● **What to do**
Repeat every line of the material, character for character.
####################
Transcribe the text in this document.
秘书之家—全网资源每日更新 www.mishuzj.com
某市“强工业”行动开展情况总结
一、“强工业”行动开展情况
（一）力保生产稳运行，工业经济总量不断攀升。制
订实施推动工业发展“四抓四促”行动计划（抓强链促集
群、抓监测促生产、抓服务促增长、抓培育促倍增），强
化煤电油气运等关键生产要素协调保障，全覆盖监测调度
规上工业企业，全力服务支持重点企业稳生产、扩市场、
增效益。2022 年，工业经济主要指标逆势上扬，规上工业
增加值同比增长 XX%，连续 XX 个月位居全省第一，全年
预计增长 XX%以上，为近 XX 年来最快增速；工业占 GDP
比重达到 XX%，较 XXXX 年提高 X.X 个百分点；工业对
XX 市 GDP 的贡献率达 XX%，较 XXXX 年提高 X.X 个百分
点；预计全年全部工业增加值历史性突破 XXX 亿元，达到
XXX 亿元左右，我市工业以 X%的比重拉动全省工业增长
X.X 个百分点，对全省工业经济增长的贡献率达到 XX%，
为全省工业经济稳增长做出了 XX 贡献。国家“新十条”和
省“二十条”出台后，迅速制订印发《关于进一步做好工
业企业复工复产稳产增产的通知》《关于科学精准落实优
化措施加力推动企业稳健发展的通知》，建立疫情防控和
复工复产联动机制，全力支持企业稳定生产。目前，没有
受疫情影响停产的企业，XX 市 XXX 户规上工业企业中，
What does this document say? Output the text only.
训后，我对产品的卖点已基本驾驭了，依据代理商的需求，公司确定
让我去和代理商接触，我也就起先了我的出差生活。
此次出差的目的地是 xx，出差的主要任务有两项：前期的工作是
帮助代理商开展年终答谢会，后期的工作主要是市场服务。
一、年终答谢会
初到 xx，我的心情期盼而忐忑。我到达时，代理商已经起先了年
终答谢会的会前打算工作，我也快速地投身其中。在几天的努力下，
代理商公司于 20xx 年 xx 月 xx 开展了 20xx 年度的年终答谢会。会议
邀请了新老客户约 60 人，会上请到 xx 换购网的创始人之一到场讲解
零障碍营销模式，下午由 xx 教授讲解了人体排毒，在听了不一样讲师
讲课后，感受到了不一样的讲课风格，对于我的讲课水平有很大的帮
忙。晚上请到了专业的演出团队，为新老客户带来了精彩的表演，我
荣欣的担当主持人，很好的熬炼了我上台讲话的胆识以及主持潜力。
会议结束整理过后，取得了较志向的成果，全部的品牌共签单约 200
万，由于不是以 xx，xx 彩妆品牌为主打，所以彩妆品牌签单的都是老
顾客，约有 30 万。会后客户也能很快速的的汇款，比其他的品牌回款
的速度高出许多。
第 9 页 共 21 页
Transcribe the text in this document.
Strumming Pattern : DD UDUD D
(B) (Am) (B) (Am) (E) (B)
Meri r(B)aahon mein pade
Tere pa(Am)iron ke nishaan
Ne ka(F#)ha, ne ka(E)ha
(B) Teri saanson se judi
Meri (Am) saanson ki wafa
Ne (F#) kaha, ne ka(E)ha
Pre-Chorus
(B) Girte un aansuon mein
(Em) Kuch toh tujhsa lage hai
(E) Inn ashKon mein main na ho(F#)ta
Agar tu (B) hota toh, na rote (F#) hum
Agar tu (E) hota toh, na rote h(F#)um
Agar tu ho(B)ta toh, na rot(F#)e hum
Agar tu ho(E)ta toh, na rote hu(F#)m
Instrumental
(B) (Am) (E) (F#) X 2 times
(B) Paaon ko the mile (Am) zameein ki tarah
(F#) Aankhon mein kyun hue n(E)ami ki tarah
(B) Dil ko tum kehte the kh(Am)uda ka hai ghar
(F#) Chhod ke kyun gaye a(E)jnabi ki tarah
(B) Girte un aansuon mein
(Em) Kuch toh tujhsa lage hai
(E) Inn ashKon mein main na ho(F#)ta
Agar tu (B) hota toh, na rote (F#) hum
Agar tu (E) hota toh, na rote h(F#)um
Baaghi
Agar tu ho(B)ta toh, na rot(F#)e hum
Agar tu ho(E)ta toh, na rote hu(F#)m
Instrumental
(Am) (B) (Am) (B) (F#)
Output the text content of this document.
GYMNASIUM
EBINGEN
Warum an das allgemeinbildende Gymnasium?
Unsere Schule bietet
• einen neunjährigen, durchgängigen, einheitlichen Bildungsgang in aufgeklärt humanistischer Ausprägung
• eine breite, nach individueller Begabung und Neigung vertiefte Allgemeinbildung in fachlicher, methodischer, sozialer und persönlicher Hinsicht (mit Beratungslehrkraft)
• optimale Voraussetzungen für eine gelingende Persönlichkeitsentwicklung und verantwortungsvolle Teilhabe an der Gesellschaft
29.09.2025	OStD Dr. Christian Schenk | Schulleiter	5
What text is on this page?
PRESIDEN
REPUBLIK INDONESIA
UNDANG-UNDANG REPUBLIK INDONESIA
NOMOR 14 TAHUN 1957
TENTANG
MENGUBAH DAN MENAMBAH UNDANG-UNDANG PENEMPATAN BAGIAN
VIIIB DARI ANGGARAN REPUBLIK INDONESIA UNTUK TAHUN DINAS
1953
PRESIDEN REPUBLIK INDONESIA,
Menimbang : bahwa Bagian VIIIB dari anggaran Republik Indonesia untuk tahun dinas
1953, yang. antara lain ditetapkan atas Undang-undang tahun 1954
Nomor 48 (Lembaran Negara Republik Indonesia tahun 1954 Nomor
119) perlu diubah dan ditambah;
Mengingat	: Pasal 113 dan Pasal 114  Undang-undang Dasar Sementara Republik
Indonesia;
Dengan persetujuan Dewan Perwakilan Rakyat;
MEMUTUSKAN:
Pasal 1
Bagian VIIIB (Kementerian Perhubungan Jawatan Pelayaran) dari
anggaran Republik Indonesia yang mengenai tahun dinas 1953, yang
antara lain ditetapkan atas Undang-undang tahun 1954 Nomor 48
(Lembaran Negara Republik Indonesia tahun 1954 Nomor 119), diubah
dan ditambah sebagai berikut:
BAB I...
####################
● **Completed task**
Transcribe the text in this document.
秘书之家—全网资源每日更新 www.mishuzj.com
某市“强工业”行动开展情况总结
一、“强工业”行动开展情况
（一）力保生产稳运行，工业经济总量不断攀升。制
订实施推动工业发展“四抓四促”行动计划（抓强链促集
群、抓监测促生产、抓服务促增长、抓培育促倍增），强
化煤电油气运等关键生产要素协调保障，全覆盖监测调度
规上工业企业，全力服务支持重点企业稳生产、扩市场、
增效益。2022 年，工业经济主要指标逆势上扬，规上工业
增加值同比增长 XX%，连续 XX 个月位居全省第一，全年
预计增长 XX%以上，为近 XX 年来最快增速；工业占 GDP
比重达到 XX%，较 XXXX 年提高 X.X 个百分点；工业对
XX 市 GDP 的贡献率达 XX%，较 XXXX 年提高 X.X 个百分
点；预计全年全部工业增加值历史性突破 XXX 亿元，达到
XXX 亿元左右，我市工业以 X%的比重拉动全省工业增长
X.X 个百分点，对全省工业经济增长的贡献率达到 XX%，
为全省工业经济稳增长做出了 XX 贡献。国家“新十条”和
省“二十条”出台后，迅速制订印发《关于进一步做好工
业企业复工复产稳产增产的通知》《关于科学精准落实优
化措施加力推动企业稳健发展的通知》，建立疫情防控和
复工复产联动机制，全力支持企业稳定生产。目前，没有
受疫情影响停产的企业，XX 市 XXX 户规上工业企业中，
What does this document say? Output the text only.
训后，我对产品的卖点已基本驾驭了，依据代理商的需求，公司确定
让我去和代理商接触，我也就起先了我的出差生活。
此次出差的目的地是 xx，出差的主要任务有两项：前期的工作是
帮助代理商开展年终答谢会，后期的工作主要是市场服务。
一、年终答谢会
初到 xx，我的心情期盼而忐忑。我到达时，代理商已经起先了年
终答谢会的会前打算工作，我也快速地投身其中。在几天的努力下，
代理商公司于 20xx 年 xx 月 xx 开展了 20xx 年度的年终答谢会。会议
邀请了新老客户约 60 人，会上请到 xx 换购网的创始人之一到场讲解
零障碍营销模式，下午由 xx 教授讲解了人体排毒，在听了不一样讲师
讲课后，感受到了不一样的讲课风格，对于我的讲课水平有很大的帮
忙。晚上请到了专业的演出团队，为新老客户带来了精彩的表演，我
荣欣的担当主持人，很好的熬炼了我上台讲话的胆识以及主持潜力。
会议结束整理过后，取得了较志向的成果，全部的品牌共签单约 200
万，由于不是以 xx，xx 彩妆品牌为主打，所以彩妆品牌签单的都是老
顾客，约有 30 万。会后客户也能很快速的的汇款，比其他的品牌回款
的速度高出许多。
第 9 页 共 21 页
Transcribe the text in this document.
Strumming Pattern : DD UDUD D
(B) (Am) (B) (Am) (E) (B)
Meri r(B)aahon mein pade
Tere pa(Am)iron ke nishaan
Ne ka(F#)ha, ne ka(E)ha
(B) Teri saanson se judi
Meri (Am) saanson ki wafa
Ne (F#) kaha, ne ka(E)ha
Pre-Chorus
(B) Girte un aansuon mein
(Em) Kuch toh tujhsa lage hai
(E) Inn ashKon mein main na ho(F#)ta
Agar tu (B) hota toh, na rote (F#) hum
Agar tu (E) hota toh, na rote h(F#)um
Agar tu ho(B)ta toh, na rot(F#)e hum
Agar tu ho(E)ta toh, na rote hu(F#)m
Instrumental
(B) (Am) (E) (F#) X 2 times
(B) Paaon ko the mile (Am) zameein ki tarah
(F#) Aankhon mein kyun hue n(E)ami ki tarah
(B) Dil ko tum kehte the kh(Am)uda ka hai ghar
(F#) Chhod ke kyun gaye a(E)jnabi ki tarah
(B) Girte un aansuon mein
(Em) Kuch toh tujhsa lage hai
(E) Inn ashKon mein main na ho(F#)ta
Agar tu (B) hota toh, na rote (F#) hum
Agar tu (E) hota toh, na rote h(F#)um
Baaghi
Agar tu ho(B)ta toh, na rot(F#)e hum
Agar tu ho(E)ta toh, na rote hu(F#)m
Instrumental
(Am) (B) (Am) (B) (F#)
Output the text content of this document.
GYMNASIUM
EBINGEN
Warum an das allgemeinbildende Gymnasium?
Unsere Schule bietet
• einen neunjährigen, durchgängigen, einheitlichen Bildungsgang in aufgeklärt humanistischer Ausprägung
• eine breite, nach individueller Begabung und Neigung vertiefte Allgemeinbildung in fachlicher, methodischer, sozialer und persönlicher Hinsicht (mit Beratungslehrkraft)
• optimale Voraussetzungen für eine gelingende Persönlichkeitsentwicklung und verantwortungsvolle Teilhabe an der Gesellschaft
29.09.2025	OStD Dr. Christian Schenk | Schulleiter	5
What text is on this page?
PRESIDEN
REPUBLIK INDONESIA
UNDANG-UNDANG REPUBLIK INDONESIA
NOMOR 14 TAHUN 1957
TENTANG
MENGUBAH DAN MENAMBAH UNDANG-UNDANG PENEMPATAN BAGIAN
VIIIB DARI ANGGARAN REPUBLIK INDONESIA UNTUK TAHUN DINAS
1953
PRESIDEN REPUBLIK INDONESIA,
Menimbang : bahwa Bagian VIIIB dari anggaran Republik Indonesia untuk tahun dinas
1953, yang. antara lain ditetapkan atas Undang-undang tahun 1954
Nomor 48 (Lembaran Negara Republik Indonesia tahun 1954 Nomor
119) perlu diubah dan ditambah;
Mengingat	: Pasal 113 dan Pasal 114  Undang-undang Dasar Sementara Republik
Indonesia;
Dengan persetujuan Dewan Perwakilan Rakyat;
MEMUTUSKAN:
Pasal 1
Bagian VIIIB (Kementerian Perhubungan Jawatan Pelayaran) dari
anggaran Republik Indonesia yang mengenai tahun dinas 1953, yang
antara lain ditetapkan atas Undang-undang tahun 1954 Nomor 48
(Lembaran Negara Republik Indonesia tahun 1954 Nomor 119), diubah
dan ditambah sebagai berikut:
BAB I...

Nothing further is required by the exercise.